→ **Brief**: Please edit the lines from the one containing "callout-125: 125 [268,320,280,327]" through the one containing "callout-171: 171 [234,149,246,156]" by replacing "leader-lines" with "guide-lines" and writing them out again, with nothing else altered.

(Element location listings)

┄┄┄┄┄┄┄┄┄┄┄┄┄┄┄┄┄┄┄┄

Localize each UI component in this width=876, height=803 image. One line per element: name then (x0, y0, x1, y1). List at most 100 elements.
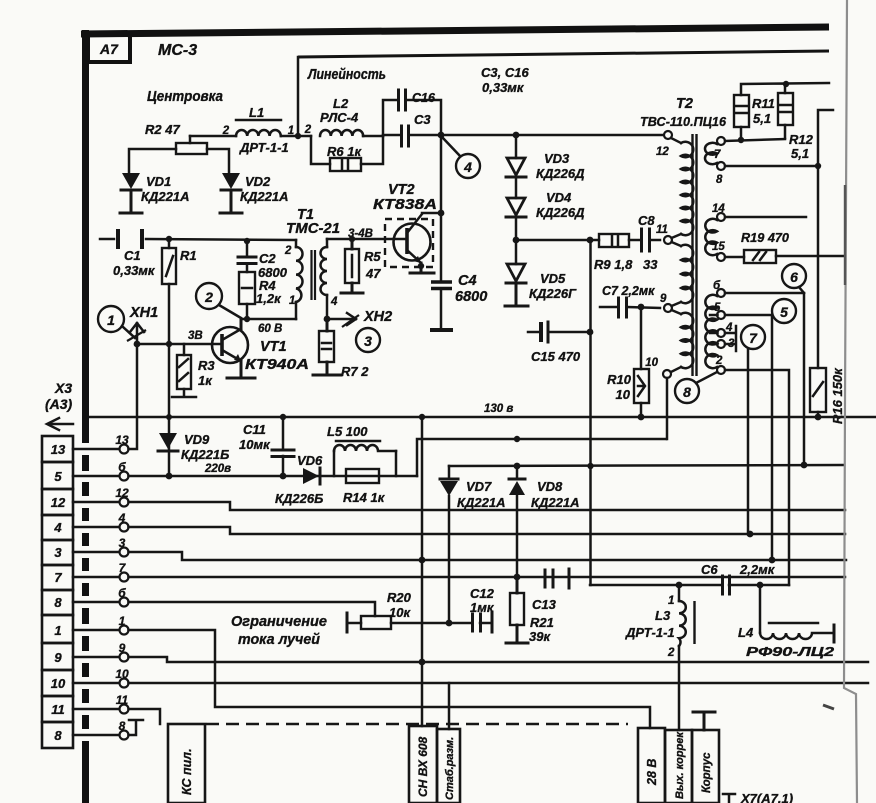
svg-text:КД221А: КД221А (240, 189, 288, 204)
svg-text:КД226Д: КД226Д (536, 166, 585, 181)
svg-text:R21: R21 (530, 615, 554, 630)
svg-text:130 в: 130 в (484, 403, 513, 415)
svg-text:КД226Г: КД226Г (529, 286, 577, 301)
svg-text:12: 12 (656, 146, 669, 158)
svg-text:10к: 10к (389, 605, 411, 620)
svg-text:КД221А: КД221А (457, 495, 505, 510)
svg-text:б: б (118, 460, 126, 474)
svg-text:ТВС-110.ПЦ16: ТВС-110.ПЦ16 (640, 114, 727, 129)
svg-text:Т2: Т2 (676, 96, 693, 112)
svg-text:5: 5 (714, 302, 721, 314)
svg-text:12: 12 (51, 495, 66, 510)
svg-text:2: 2 (667, 647, 675, 659)
svg-text:7: 7 (54, 570, 62, 585)
svg-text:КД226Б: КД226Б (275, 491, 323, 506)
svg-text:L4: L4 (738, 625, 754, 640)
svg-text:5: 5 (54, 469, 62, 484)
svg-text:С13: С13 (532, 597, 557, 612)
svg-text:47: 47 (365, 266, 381, 281)
svg-text:8: 8 (683, 384, 691, 400)
svg-text:8: 8 (716, 174, 723, 186)
svg-text:39к: 39к (529, 629, 551, 644)
svg-text:4: 4 (725, 322, 733, 334)
svg-text:R1: R1 (180, 248, 197, 263)
svg-text:11: 11 (656, 224, 668, 236)
svg-text:ДРТ-1-1: ДРТ-1-1 (625, 625, 675, 640)
svg-text:С15 470: С15 470 (531, 349, 581, 364)
svg-text:10: 10 (51, 676, 66, 691)
svg-text:9: 9 (660, 293, 667, 305)
svg-text:РФ90-ЛЦ2: РФ90-ЛЦ2 (746, 644, 835, 659)
svg-text:11: 11 (51, 702, 65, 717)
svg-text:КД226Д: КД226Д (536, 205, 585, 220)
svg-text:R10: R10 (607, 372, 632, 387)
svg-text:13: 13 (115, 433, 129, 447)
svg-text:10: 10 (115, 667, 129, 681)
svg-text:3: 3 (54, 545, 62, 560)
svg-text:60 В: 60 В (258, 323, 282, 335)
svg-text:С4: С4 (458, 273, 477, 289)
svg-text:Вых. коррек: Вых. коррек (674, 731, 686, 799)
svg-text:Т1: Т1 (297, 207, 314, 223)
svg-text:Х3: Х3 (54, 380, 72, 396)
svg-text:10: 10 (616, 387, 631, 402)
svg-text:R7 2: R7 2 (341, 364, 369, 379)
svg-text:2: 2 (284, 245, 292, 257)
svg-text:КД221Б: КД221Б (181, 447, 229, 462)
svg-text:4: 4 (463, 159, 472, 175)
svg-text:5: 5 (780, 304, 788, 320)
svg-text:28 В: 28 В (645, 759, 659, 786)
svg-text:VD1: VD1 (146, 174, 171, 189)
svg-text:6800: 6800 (455, 289, 487, 305)
svg-text:8: 8 (54, 595, 62, 610)
svg-text:L1: L1 (249, 105, 264, 120)
svg-text:2: 2 (715, 355, 723, 367)
svg-text:Стаб.разм.: Стаб.разм. (444, 737, 456, 800)
svg-text:R5: R5 (364, 249, 381, 264)
svg-text:10мк: 10мк (239, 437, 271, 452)
svg-text:С3, С16: С3, С16 (481, 65, 529, 80)
svg-text:0,33мк: 0,33мк (482, 80, 525, 95)
svg-text:б: б (118, 586, 126, 600)
svg-text:1мк: 1мк (470, 600, 495, 615)
svg-text:8: 8 (119, 719, 126, 733)
svg-text:4: 4 (118, 511, 126, 525)
svg-text:9: 9 (54, 650, 62, 665)
svg-text:РЛС-4: РЛС-4 (320, 110, 359, 125)
svg-text:220в: 220в (204, 463, 231, 475)
svg-text:R20: R20 (387, 590, 412, 605)
svg-text:С8: С8 (638, 213, 655, 228)
svg-text:1: 1 (289, 295, 295, 307)
svg-text:Ограничение: Ограничение (231, 614, 327, 630)
svg-text:МС-3: МС-3 (158, 42, 197, 59)
svg-text:14: 14 (712, 203, 725, 215)
svg-text:КД221А: КД221А (531, 495, 579, 510)
svg-text:VD7: VD7 (466, 479, 492, 494)
svg-text:2,2мк: 2,2мк (739, 562, 776, 577)
svg-text:6: 6 (790, 269, 798, 285)
svg-text:С2: С2 (259, 251, 276, 266)
svg-text:VT2: VT2 (388, 182, 415, 198)
svg-text:12: 12 (115, 486, 129, 500)
svg-text:СН ВХ 608: СН ВХ 608 (416, 736, 430, 797)
svg-text:С12: С12 (470, 586, 495, 601)
svg-text:R14 1к: R14 1к (343, 490, 386, 505)
svg-text:L5 100: L5 100 (327, 424, 368, 439)
svg-text:1: 1 (668, 595, 674, 607)
svg-text:А7: А7 (99, 41, 119, 57)
svg-text:9: 9 (119, 641, 126, 655)
svg-text:R3: R3 (198, 358, 215, 373)
svg-text:R6 1к: R6 1к (327, 144, 362, 159)
svg-text:VD8: VD8 (537, 479, 563, 494)
svg-text:КС пил.: КС пил. (180, 748, 194, 795)
svg-text:R12: R12 (789, 132, 814, 147)
svg-text:3: 3 (364, 333, 372, 349)
svg-text:R4: R4 (259, 278, 276, 293)
svg-text:7: 7 (119, 561, 127, 575)
svg-text:Центровка: Центровка (147, 89, 223, 105)
svg-text:11: 11 (116, 693, 129, 707)
svg-text:ХН2: ХН2 (363, 309, 392, 325)
svg-text:VD2: VD2 (245, 174, 271, 189)
svg-text:R19 470: R19 470 (741, 230, 790, 245)
svg-text:ТМС-21: ТМС-21 (286, 221, 340, 237)
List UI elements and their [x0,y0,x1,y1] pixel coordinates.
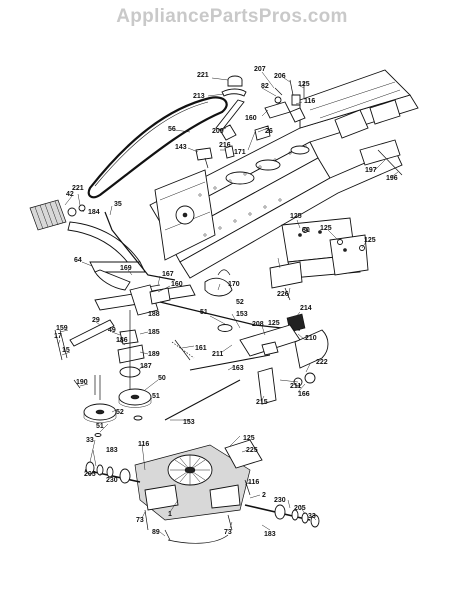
callout-125: 125 [268,320,280,327]
callout-49: 49 [108,327,116,334]
callout-188: 188 [148,311,160,318]
callout-187: 187 [140,363,152,370]
callout-211: 211 [212,351,223,358]
callout-226: 226 [277,291,289,298]
callout-125: 125 [243,435,255,442]
leader-lines [57,71,399,537]
callout-125: 125 [290,213,302,220]
callout-167: 167 [162,271,174,278]
callout-52: 52 [116,409,124,416]
callout-171: 171 [234,149,246,156]
callout-125: 125 [298,81,310,88]
callout-216: 216 [219,142,231,149]
callout-15: 15 [62,347,70,354]
callout-184: 184 [88,209,100,216]
callout-169: 169 [120,265,132,272]
callout-196: 196 [386,175,398,182]
callout-183: 183 [106,447,118,454]
callout-82: 82 [261,83,269,90]
callout-17: 17 [54,333,62,340]
right-bracket [269,217,369,301]
callout-205: 205 [84,471,96,478]
callout-35: 35 [114,201,122,208]
callout-153: 153 [236,311,248,318]
callout-64: 64 [74,257,82,264]
callout-73: 73 [224,529,232,536]
callout-80: 80 [302,227,310,234]
callout-33: 33 [86,437,94,444]
callout-206: 206 [274,73,286,80]
callout-221: 221 [72,185,84,192]
steering-assembly [29,199,176,291]
callout-143: 143 [175,144,187,151]
callout-211: 211 [290,383,301,390]
callout-166: 166 [298,391,310,398]
callout-160: 160 [171,281,183,288]
callout-29: 29 [92,317,100,324]
callout-163: 163 [232,365,244,372]
callout-52: 52 [236,299,244,306]
callout-116: 116 [248,479,259,486]
callout-225: 225 [246,447,258,454]
callout-209: 209 [212,128,224,135]
drive-belt [87,96,228,199]
linkage-assembly [54,269,301,400]
callout-50: 50 [158,375,166,382]
callout-160: 160 [245,115,257,122]
callout-159: 159 [56,325,68,332]
callout-125: 125 [364,237,376,244]
transaxle [84,439,320,544]
callout-230: 230 [274,497,286,504]
callout-170: 170 [228,281,240,288]
callout-116: 116 [138,441,149,448]
callout-73: 73 [136,517,144,524]
callout-183: 183 [264,531,276,538]
callout-190: 190 [76,379,88,386]
site-watermark: AppliancePartsPros.com [116,6,348,27]
callout-189: 189 [148,351,160,358]
callout-221: 221 [197,72,209,79]
callout-208: 208 [252,321,264,328]
callout-186: 186 [116,337,128,344]
pulleys [83,324,233,437]
callout-89: 89 [152,529,160,536]
pedal-assembly [164,313,329,421]
top-hardware [195,75,306,169]
callout-207: 207 [254,66,266,73]
callout-51: 51 [200,309,208,316]
callout-42: 42 [66,191,74,198]
callout-125: 125 [320,225,332,232]
callout-33: 33 [308,513,316,520]
callout-153: 153 [183,419,195,426]
callout-197: 197 [365,167,377,174]
callout-222: 222 [316,359,328,366]
callout-205: 205 [294,505,306,512]
callout-161: 161 [195,345,207,352]
callout-230: 230 [106,477,118,484]
callout-26: 26 [265,128,273,135]
chassis-frame [149,69,419,279]
callout-116: 116 [304,98,315,105]
callout-185: 185 [148,329,160,336]
callout-215: 215 [256,399,268,406]
callout-labels: 221 213 207 206 125 82 116 160 26 209 56… [54,66,398,538]
callout-51: 51 [152,393,160,400]
callout-213: 213 [193,93,205,100]
callout-214: 214 [300,305,312,312]
callout-1: 1 [168,511,172,518]
callout-51: 51 [96,423,104,430]
callout-56: 56 [168,126,176,133]
callout-210: 210 [305,335,317,342]
callout-2: 2 [262,492,266,499]
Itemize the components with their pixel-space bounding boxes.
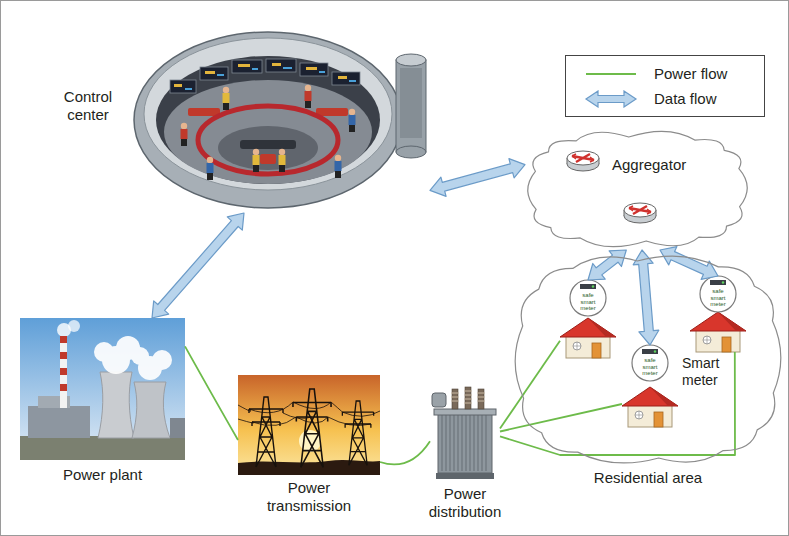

┄┄┄┄┄┄┄┄┄┄┄┄┄┄┄┄┄┄┄┄

→ **Final result**:
callout-125: 125 [268,320,280,327]
callout-49: 49 [108,327,116,334]
callout-188: 188 [148,311,160,318]
callout-187: 187 [140,363,152,370]
callout-211: 211 [212,351,223,358]
callout-226: 226 [277,291,289,298]
callout-125: 125 [243,435,255,442]
guide-lines [57,71,399,537]
callout-125: 125 [290,213,302,220]
callout-167: 167 [162,271,174,278]
callout-52: 52 [116,409,124,416]
callout-171: 171 [234,149,246,156]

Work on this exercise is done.